# start of Data shown
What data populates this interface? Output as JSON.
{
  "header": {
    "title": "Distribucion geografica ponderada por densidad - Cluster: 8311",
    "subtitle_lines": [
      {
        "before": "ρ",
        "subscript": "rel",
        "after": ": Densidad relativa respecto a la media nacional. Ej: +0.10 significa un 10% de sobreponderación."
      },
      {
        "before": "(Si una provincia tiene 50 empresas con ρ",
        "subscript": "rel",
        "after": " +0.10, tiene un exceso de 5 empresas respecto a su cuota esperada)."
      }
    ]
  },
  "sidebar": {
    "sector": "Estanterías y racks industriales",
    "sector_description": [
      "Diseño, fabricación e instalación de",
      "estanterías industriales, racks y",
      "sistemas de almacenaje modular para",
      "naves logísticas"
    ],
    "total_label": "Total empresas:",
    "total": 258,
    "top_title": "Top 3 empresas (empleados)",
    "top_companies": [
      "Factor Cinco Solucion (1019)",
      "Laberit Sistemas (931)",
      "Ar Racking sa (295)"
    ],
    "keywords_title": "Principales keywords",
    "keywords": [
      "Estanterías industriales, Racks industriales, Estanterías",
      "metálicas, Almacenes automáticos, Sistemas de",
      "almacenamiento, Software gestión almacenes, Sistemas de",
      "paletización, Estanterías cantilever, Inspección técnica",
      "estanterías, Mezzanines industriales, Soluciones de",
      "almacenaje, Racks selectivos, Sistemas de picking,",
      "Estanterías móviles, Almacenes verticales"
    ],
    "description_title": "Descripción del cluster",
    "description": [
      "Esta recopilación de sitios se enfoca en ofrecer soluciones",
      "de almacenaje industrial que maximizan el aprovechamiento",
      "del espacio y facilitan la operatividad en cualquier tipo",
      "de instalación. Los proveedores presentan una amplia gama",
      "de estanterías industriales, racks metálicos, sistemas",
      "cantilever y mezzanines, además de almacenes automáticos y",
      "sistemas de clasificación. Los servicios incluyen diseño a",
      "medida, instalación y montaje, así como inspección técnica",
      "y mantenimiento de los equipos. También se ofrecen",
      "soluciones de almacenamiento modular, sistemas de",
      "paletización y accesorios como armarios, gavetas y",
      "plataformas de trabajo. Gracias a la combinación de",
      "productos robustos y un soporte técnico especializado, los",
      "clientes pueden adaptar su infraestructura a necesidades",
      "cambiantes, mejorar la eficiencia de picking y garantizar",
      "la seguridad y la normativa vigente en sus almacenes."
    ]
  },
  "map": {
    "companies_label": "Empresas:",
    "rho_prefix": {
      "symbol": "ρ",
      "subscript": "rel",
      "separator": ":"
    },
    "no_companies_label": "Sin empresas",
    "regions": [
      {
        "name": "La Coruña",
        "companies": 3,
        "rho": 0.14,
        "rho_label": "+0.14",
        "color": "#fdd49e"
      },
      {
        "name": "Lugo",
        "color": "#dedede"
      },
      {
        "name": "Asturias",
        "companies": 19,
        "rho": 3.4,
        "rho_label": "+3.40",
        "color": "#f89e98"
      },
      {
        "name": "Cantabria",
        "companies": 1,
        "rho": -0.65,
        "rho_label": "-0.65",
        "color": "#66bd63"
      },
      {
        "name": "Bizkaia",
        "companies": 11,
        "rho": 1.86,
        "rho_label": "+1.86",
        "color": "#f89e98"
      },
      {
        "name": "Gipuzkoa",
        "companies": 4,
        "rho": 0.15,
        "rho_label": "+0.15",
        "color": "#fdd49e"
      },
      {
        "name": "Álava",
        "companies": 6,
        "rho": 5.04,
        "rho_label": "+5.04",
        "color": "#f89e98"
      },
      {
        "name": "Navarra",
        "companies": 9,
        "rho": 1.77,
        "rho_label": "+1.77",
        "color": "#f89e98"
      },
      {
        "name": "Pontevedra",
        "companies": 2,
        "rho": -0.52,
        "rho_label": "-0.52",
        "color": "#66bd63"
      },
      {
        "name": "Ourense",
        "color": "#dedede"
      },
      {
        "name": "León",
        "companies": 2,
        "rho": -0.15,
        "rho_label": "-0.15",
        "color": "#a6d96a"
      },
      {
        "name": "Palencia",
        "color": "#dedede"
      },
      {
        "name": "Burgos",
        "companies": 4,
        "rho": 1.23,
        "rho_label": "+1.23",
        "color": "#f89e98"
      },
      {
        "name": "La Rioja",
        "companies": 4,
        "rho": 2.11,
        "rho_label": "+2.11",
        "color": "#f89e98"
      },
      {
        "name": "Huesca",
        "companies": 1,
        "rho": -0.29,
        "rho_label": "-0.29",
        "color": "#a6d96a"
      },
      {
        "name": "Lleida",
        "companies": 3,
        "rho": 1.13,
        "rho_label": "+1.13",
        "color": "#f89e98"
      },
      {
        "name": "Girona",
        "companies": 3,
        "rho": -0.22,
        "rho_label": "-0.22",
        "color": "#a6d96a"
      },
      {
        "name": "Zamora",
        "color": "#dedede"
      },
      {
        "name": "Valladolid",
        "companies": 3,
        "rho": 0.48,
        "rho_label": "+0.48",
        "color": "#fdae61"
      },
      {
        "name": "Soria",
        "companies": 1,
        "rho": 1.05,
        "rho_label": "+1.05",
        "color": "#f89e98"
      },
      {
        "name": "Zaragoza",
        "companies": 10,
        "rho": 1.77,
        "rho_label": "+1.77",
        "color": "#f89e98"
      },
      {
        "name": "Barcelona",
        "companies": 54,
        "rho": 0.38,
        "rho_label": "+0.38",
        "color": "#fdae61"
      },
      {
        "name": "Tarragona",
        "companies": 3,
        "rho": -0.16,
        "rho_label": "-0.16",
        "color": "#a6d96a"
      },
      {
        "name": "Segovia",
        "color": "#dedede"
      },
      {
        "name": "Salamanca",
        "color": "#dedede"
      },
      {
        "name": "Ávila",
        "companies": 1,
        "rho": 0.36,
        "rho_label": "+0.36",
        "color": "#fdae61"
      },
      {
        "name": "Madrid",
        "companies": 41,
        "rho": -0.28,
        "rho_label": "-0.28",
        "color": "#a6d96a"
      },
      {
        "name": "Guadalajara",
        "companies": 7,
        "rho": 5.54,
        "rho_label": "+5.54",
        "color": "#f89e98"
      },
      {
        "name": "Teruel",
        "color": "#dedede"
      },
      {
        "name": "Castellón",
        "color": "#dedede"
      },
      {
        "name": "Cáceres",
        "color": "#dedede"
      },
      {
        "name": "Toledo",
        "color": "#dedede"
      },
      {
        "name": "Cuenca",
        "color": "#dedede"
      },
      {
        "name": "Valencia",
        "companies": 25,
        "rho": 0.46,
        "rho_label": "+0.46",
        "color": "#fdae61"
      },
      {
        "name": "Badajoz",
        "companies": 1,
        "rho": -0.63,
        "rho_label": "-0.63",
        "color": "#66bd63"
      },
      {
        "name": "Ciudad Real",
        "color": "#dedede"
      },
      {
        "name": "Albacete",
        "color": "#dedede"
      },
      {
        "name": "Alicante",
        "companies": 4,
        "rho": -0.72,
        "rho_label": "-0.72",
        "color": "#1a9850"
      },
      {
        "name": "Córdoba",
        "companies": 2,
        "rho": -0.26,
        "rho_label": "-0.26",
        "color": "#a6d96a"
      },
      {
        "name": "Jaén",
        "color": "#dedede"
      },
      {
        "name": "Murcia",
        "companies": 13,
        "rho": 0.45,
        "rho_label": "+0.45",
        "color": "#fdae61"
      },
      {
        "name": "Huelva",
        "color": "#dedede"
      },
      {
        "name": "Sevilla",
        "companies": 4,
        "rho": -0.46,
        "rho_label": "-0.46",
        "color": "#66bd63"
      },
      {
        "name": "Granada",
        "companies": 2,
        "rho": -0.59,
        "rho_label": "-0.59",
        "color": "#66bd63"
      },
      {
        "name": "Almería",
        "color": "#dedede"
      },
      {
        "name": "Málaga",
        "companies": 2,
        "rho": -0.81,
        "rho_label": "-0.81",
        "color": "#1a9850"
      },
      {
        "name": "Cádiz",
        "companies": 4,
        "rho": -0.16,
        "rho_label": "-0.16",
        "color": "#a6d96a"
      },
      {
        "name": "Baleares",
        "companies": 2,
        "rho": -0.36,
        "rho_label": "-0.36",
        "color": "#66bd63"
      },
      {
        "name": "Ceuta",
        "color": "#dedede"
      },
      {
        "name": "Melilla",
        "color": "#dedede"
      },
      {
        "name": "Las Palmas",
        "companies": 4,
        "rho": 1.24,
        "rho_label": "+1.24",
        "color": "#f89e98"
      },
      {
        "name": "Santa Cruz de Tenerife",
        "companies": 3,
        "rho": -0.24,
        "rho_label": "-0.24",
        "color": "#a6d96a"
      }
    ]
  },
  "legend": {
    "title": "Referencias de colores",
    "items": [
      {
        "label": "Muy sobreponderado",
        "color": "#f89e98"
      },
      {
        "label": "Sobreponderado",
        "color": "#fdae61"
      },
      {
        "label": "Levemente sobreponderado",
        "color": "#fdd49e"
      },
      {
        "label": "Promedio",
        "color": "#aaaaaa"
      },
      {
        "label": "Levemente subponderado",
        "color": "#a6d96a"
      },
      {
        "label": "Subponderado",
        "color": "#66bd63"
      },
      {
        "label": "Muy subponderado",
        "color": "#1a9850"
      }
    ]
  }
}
# end of Data shown
__Task directions__: List all lines from the entries that include the word "automáticos".

__Task solution__:
      "metálicas, Almacenes automáticos, Sistemas de",
      "cantilever y mezzanines, además de almacenes automáticos y",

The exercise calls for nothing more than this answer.